* [Direction] How many lines hold the string "Cassiani"? Give only the number.

┌──

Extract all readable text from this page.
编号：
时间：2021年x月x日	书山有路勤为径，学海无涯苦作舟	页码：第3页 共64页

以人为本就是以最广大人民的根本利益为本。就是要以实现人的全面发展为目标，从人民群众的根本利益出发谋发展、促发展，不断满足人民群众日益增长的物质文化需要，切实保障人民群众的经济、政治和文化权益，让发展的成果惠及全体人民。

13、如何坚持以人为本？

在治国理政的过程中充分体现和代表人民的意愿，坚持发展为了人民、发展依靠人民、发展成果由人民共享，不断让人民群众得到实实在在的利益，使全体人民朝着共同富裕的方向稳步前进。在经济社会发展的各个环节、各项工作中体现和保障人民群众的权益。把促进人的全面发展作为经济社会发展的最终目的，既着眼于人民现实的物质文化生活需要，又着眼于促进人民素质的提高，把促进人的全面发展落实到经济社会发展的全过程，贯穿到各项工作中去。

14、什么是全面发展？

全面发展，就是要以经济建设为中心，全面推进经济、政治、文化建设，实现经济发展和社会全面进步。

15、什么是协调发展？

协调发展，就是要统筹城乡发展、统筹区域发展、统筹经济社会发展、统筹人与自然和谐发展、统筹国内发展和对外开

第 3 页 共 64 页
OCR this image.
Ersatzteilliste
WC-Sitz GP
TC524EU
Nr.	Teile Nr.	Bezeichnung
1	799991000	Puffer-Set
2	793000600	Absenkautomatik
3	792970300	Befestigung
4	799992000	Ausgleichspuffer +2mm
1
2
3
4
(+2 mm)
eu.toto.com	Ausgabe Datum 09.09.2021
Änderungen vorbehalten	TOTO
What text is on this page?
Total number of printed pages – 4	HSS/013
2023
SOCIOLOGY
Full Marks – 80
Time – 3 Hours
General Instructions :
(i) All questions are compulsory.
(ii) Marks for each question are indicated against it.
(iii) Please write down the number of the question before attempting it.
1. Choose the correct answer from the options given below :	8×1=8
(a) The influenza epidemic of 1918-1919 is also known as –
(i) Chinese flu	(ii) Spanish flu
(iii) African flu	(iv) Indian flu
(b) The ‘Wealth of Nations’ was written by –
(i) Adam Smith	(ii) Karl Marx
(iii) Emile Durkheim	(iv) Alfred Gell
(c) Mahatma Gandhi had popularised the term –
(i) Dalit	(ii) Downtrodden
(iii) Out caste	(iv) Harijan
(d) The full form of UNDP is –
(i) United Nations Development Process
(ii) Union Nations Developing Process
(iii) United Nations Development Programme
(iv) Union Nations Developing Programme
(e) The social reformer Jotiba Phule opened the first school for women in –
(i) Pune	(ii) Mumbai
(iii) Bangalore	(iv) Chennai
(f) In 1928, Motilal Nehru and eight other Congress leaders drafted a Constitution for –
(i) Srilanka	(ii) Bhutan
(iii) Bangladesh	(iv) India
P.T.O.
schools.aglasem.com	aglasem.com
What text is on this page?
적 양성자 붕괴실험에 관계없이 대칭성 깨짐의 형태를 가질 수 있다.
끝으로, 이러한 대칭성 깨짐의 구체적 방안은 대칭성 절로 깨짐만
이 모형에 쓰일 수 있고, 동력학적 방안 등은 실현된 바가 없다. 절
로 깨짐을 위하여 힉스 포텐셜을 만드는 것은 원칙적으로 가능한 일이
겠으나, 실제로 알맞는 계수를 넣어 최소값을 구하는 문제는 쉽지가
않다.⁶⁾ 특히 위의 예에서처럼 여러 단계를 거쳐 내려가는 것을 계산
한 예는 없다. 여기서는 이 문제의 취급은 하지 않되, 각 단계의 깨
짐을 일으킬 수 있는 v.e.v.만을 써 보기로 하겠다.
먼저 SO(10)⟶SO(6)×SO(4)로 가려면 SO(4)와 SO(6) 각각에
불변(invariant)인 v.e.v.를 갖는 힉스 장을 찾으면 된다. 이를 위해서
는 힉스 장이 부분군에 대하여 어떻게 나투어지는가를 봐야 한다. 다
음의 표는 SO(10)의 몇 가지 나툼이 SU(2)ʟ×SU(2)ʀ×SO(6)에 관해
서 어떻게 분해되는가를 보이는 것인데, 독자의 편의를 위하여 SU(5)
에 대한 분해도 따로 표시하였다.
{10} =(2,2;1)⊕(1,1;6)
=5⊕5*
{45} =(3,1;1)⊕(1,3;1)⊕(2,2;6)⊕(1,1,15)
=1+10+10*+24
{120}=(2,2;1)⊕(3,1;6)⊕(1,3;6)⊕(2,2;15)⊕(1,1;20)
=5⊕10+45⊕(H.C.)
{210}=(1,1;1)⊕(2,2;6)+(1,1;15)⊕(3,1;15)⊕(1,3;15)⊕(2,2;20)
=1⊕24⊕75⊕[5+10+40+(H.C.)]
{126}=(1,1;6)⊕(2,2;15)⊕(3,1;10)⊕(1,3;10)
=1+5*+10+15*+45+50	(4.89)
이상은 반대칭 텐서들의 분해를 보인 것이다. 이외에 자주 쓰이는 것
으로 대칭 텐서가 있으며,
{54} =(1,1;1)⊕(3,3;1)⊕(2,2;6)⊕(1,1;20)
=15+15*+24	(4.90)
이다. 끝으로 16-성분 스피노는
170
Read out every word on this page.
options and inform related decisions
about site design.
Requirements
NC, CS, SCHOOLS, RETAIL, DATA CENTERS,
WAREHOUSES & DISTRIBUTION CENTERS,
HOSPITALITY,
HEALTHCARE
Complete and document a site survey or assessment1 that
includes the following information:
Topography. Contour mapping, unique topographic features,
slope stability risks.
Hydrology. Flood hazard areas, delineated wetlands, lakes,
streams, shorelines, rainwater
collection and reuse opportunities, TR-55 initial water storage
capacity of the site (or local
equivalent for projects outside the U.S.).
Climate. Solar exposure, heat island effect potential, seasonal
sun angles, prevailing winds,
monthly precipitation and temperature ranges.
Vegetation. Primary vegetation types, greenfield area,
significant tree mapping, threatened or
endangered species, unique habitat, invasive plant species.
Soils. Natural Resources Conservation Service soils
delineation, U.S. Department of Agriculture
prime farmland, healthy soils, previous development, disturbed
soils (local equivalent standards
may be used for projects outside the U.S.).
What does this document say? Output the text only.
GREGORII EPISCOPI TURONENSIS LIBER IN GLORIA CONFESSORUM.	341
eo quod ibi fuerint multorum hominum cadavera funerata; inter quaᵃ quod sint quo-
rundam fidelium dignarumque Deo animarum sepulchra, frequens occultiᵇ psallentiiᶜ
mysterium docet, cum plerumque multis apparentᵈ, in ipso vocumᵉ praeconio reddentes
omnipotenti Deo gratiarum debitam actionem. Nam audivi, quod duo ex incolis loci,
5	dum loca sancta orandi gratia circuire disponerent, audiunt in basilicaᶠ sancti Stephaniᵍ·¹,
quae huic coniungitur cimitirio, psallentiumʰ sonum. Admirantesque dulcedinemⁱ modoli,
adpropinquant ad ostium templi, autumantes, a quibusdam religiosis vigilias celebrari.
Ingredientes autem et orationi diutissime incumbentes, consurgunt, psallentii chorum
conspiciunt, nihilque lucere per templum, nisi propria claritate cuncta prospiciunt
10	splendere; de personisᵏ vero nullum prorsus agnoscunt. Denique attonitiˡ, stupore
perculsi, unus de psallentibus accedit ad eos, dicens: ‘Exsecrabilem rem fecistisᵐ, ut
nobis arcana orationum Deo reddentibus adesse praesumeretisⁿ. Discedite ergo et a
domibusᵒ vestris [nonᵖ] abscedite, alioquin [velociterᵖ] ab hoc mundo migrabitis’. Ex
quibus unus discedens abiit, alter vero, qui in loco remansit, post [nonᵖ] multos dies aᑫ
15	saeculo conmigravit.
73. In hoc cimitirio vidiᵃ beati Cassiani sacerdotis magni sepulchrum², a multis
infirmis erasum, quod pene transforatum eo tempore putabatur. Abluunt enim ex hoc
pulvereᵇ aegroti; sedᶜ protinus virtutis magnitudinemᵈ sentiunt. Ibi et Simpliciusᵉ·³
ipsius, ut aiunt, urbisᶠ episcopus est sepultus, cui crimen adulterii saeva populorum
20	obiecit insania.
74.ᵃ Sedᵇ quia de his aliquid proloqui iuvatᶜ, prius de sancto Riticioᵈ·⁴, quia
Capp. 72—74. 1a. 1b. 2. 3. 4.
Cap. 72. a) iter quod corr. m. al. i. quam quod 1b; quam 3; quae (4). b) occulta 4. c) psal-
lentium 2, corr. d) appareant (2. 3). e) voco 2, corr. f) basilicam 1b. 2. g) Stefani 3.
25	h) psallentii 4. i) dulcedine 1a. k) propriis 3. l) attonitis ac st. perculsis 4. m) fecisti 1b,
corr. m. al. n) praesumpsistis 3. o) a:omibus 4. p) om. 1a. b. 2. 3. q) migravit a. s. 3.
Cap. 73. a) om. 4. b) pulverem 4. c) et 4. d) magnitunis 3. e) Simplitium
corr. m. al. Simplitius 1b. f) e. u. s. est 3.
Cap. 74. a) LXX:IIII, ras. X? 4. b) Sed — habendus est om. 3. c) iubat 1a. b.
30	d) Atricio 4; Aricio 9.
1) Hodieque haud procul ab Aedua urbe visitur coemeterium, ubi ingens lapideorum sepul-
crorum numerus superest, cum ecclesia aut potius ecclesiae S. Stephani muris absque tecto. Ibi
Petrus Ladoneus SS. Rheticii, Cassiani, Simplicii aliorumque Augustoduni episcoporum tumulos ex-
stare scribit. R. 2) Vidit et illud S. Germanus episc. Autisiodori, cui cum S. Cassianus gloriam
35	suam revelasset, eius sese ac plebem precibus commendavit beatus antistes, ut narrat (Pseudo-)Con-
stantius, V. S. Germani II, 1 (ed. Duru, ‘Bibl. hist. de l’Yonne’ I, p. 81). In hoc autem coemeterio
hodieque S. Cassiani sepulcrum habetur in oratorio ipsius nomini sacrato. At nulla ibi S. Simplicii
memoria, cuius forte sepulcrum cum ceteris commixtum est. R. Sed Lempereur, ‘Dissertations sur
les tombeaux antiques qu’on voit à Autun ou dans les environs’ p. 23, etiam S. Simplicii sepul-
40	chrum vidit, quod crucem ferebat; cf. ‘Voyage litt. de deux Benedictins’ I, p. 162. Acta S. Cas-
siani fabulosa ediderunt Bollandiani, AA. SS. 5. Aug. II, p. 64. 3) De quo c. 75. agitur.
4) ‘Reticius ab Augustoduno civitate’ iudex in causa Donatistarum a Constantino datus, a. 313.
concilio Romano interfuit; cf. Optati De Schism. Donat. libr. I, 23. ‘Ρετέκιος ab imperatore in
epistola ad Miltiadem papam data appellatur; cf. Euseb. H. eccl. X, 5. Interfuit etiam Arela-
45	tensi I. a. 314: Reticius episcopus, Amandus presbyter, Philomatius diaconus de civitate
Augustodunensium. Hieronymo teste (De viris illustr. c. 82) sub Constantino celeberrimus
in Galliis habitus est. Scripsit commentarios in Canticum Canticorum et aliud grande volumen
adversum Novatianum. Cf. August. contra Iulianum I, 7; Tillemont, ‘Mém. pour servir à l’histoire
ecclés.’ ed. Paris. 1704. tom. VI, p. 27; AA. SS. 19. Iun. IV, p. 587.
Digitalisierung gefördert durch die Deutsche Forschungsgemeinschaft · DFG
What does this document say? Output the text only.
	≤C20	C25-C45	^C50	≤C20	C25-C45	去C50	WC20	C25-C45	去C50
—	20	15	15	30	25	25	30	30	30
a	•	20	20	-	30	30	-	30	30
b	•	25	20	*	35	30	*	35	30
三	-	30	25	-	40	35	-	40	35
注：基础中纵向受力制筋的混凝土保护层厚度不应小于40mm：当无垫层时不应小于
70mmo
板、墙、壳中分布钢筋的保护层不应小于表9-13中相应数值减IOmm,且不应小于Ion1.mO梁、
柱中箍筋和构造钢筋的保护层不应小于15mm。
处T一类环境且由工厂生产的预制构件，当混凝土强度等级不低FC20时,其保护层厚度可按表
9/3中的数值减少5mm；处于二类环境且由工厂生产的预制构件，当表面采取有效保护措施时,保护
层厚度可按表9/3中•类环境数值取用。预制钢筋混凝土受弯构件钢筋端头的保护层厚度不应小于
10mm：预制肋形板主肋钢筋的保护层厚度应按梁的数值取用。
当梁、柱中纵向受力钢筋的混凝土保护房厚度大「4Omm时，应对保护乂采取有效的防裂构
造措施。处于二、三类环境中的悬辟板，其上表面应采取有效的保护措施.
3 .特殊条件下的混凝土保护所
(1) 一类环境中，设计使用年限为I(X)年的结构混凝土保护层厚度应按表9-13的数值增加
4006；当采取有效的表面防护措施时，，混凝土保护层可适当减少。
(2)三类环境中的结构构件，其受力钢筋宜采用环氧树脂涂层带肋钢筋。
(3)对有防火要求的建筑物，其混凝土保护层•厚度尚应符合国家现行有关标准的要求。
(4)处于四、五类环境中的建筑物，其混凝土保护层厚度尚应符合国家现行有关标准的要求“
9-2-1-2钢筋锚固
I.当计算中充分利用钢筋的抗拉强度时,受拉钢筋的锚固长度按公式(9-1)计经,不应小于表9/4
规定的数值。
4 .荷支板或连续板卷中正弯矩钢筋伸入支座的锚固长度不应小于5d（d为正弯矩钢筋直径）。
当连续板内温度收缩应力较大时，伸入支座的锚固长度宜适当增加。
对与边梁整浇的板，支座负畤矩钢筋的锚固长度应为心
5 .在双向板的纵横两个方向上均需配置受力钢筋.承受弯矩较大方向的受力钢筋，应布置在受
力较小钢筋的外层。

└──

* [Exercise solution] 3